- What you have to do
Reproduce the lines below word for word, from the first one up to and including the line that contains "The panel 108 is at (146, 328).", and leave the picture out of your copy.

-- Begin --

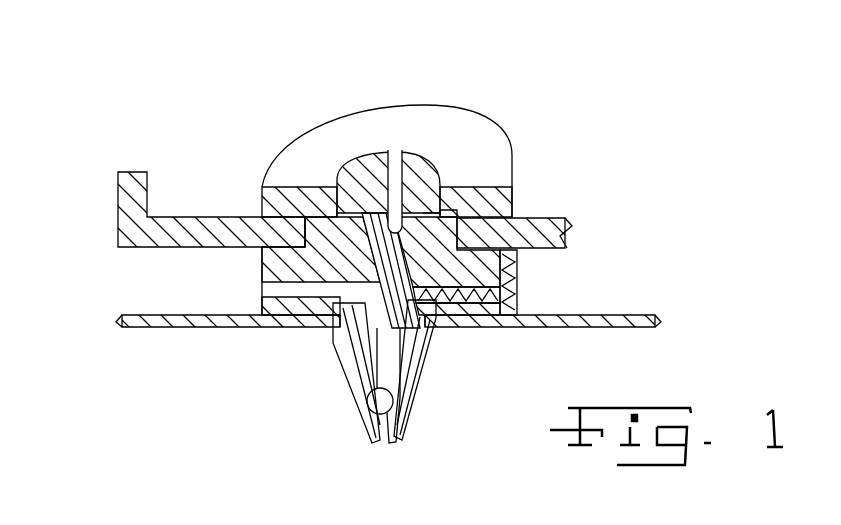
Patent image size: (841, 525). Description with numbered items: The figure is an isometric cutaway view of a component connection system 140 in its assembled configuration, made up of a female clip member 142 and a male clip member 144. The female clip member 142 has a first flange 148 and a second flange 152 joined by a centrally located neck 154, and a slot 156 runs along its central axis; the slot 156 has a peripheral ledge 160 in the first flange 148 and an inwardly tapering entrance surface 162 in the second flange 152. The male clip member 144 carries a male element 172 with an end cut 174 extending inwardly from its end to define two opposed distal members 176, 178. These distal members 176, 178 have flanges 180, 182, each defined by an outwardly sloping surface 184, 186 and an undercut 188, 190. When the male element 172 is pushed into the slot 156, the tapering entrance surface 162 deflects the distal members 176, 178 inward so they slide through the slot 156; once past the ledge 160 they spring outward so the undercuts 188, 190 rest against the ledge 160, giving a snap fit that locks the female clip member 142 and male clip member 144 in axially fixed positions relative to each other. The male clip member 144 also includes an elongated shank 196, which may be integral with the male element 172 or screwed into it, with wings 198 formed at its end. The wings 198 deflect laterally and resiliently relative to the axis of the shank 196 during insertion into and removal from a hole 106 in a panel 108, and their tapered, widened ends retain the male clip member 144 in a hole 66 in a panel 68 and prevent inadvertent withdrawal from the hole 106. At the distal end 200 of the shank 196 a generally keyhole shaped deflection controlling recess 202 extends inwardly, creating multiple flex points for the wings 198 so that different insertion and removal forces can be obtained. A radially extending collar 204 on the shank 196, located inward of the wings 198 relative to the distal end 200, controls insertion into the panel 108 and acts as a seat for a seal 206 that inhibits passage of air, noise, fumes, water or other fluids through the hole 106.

The hole 66 is at (570, 224).
The panel 68 is at (118, 200).
The hole 106 is at (340, 326).
The panel 108 is at (146, 328).
The component connection system 140 is at (374, 259).
The female clip member 142 is at (427, 211).
The male clip member 144 is at (423, 259).
The first flange 148 is at (488, 148).
The second flange 152 is at (520, 261).
The neck 154 is at (262, 272).
The slot 156 is at (460, 218).
The peripheral ledge 160 is at (306, 212).
The inwardly tapering entrance surface 162 is at (518, 277).
The male element 172 is at (262, 294).
The end cut 174 is at (395, 170).
The distal member 176 is at (442, 188).
The distal member 178 is at (262, 264).
The flange 180 is at (445, 168).
The flange 182 is at (386, 180).
The outwardly sloping surface 184 is at (443, 200).
The outwardly sloping surface 186 is at (350, 167).
The undercut 188 is at (445, 210).
The undercut 190 is at (348, 205).
The elongated shank 196 is at (407, 397).
The wings 198 is at (353, 383).
The distal end 200 is at (404, 448).
The deflection controlling recess 202 is at (365, 425).
The collar 204 is at (545, 328).
The seal 206 is at (478, 310).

-- End --

- Solution for this exercise
Patent image size: (841, 525). Description with numbered items: The figure is an isometric cutaway view of a component connection system 140 in its assembled configuration, made up of a female clip member 142 and a male clip member 144. The female clip member 142 has a first flange 148 and a second flange 152 joined by a centrally located neck 154, and a slot 156 runs along its central axis; the slot 156 has a peripheral ledge 160 in the first flange 148 and an inwardly tapering entrance surface 162 in the second flange 152. The male clip member 144 carries a male element 172 with an end cut 174 extending inwardly from its end to define two opposed distal members 176, 178. These distal members 176, 178 have flanges 180, 182, each defined by an outwardly sloping surface 184, 186 and an undercut 188, 190. When the male element 172 is pushed into the slot 156, the tapering entrance surface 162 deflects the distal members 176, 178 inward so they slide through the slot 156; once past the ledge 160 they spring outward so the undercuts 188, 190 rest against the ledge 160, giving a snap fit that locks the female clip member 142 and male clip member 144 in axially fixed positions relative to each other. The male clip member 144 also includes an elongated shank 196, which may be integral with the male element 172 or screwed into it, with wings 198 formed at its end. The wings 198 deflect laterally and resiliently relative to the axis of the shank 196 during insertion into and removal from a hole 106 in a panel 108, and their tapered, widened ends retain the male clip member 144 in a hole 66 in a panel 68 and prevent inadvertent withdrawal from the hole 106. At the distal end 200 of the shank 196 a generally keyhole shaped deflection controlling recess 202 extends inwardly, creating multiple flex points for the wings 198 so that different insertion and removal forces can be obtained. A radially extending collar 204 on the shank 196, located inward of the wings 198 relative to the distal end 200, controls insertion into the panel 108 and acts as a seat for a seal 206 that inhibits passage of air, noise, fumes, water or other fluids through the hole 106.

The hole 66 is at (570, 224).
The panel 68 is at (118, 200).
The hole 106 is at (340, 326).
The panel 108 is at (146, 328).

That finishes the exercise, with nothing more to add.